Exercise prompt: Identify every line containing the word "段目のオブジェクトを捨てる" and reproduce each one.

Records supplied:

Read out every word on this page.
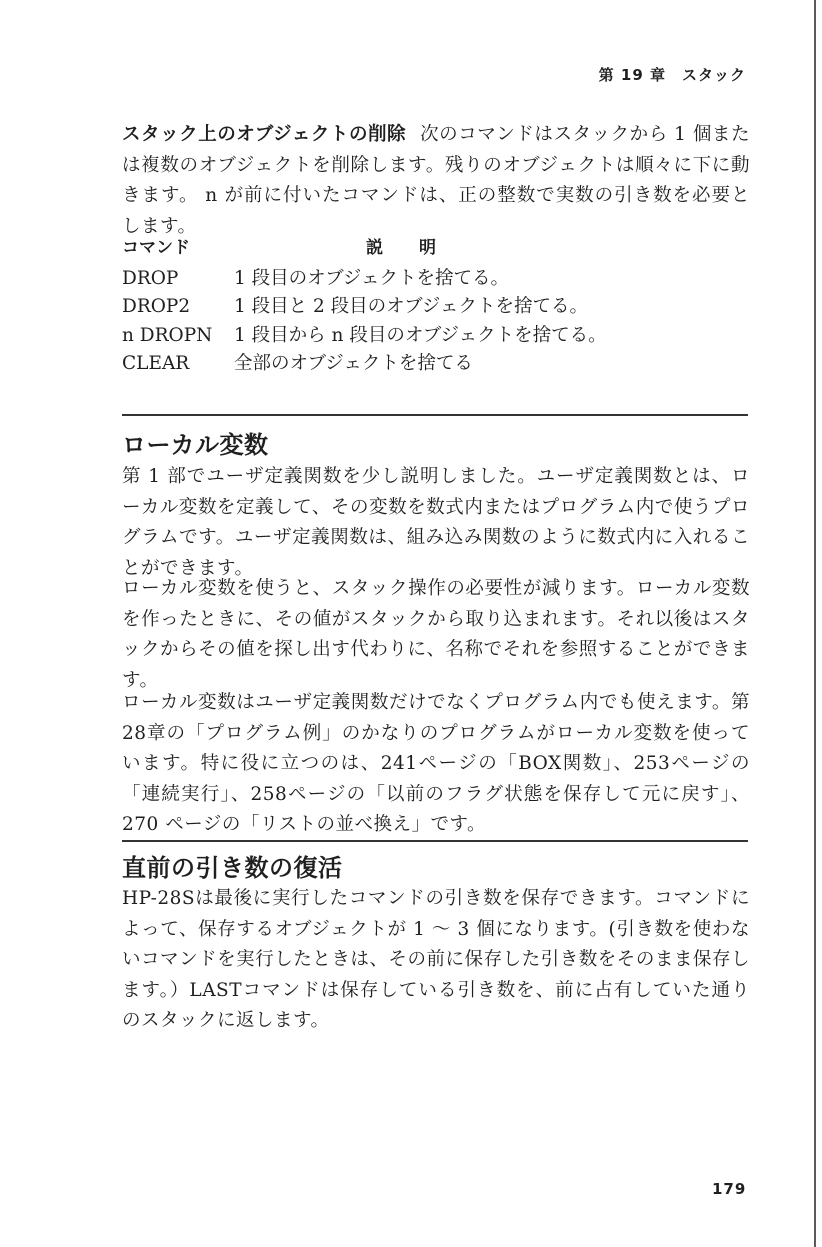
第 19 章　スタック

スタック上のオブジェクトの削除 次のコマンドはスタックから 1 個または複数のオブジェクトを削除します。残りのオブジェクトは順々に下に動きます。 n が前に付いたコマンドは、正の整数で実数の引き数を必要とします。

コマンド	説明
DROP	1 段目のオブジェクトを捨てる。
DROP2	1 段目と 2 段目のオブジェクトを捨てる。
n DROPN	1 段目から n 段目のオブジェクトを捨てる。
CLEAR	全部のオブジェクトを捨てる
ローカル変数

第 1 部でユーザ定義関数を少し説明しました。ユーザ定義関数とは、ローカル変数を定義して、その変数を数式内またはプログラム内で使うプログラムです。ユーザ定義関数は、組み込み関数のように数式内に入れることができます。

ローカル変数を使うと、スタック操作の必要性が減ります。ローカル変数を作ったときに、その値がスタックから取り込まれます。それ以後はスタックからその値を探し出す代わりに、名称でそれを参照することができます。

ローカル変数はユーザ定義関数だけでなくプログラム内でも使えます。第28章の「プログラム例」のかなりのプログラムがローカル変数を使っています。特に役に立つのは、241ページの「BOX関数」、253ページの「連続実行」、258ページの「以前のフラグ状態を保存して元に戻す」、270 ページの「リストの並べ換え」です。

直前の引き数の復活

HP-28Sは最後に実行したコマンドの引き数を保存できます。コマンドによって、保存するオブジェクトが 1 ～ 3 個になります。(引き数を使わないコマンドを実行したときは、その前に保存した引き数をそのまま保存します。）LASTコマンドは保存している引き数を、前に占有していた通りのスタックに返します。

179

Response for this exercise:
DROP	1 段目のオブジェクトを捨てる。
DROP2	1 段目と 2 段目のオブジェクトを捨てる。
n DROPN	1 段目から n 段目のオブジェクトを捨てる。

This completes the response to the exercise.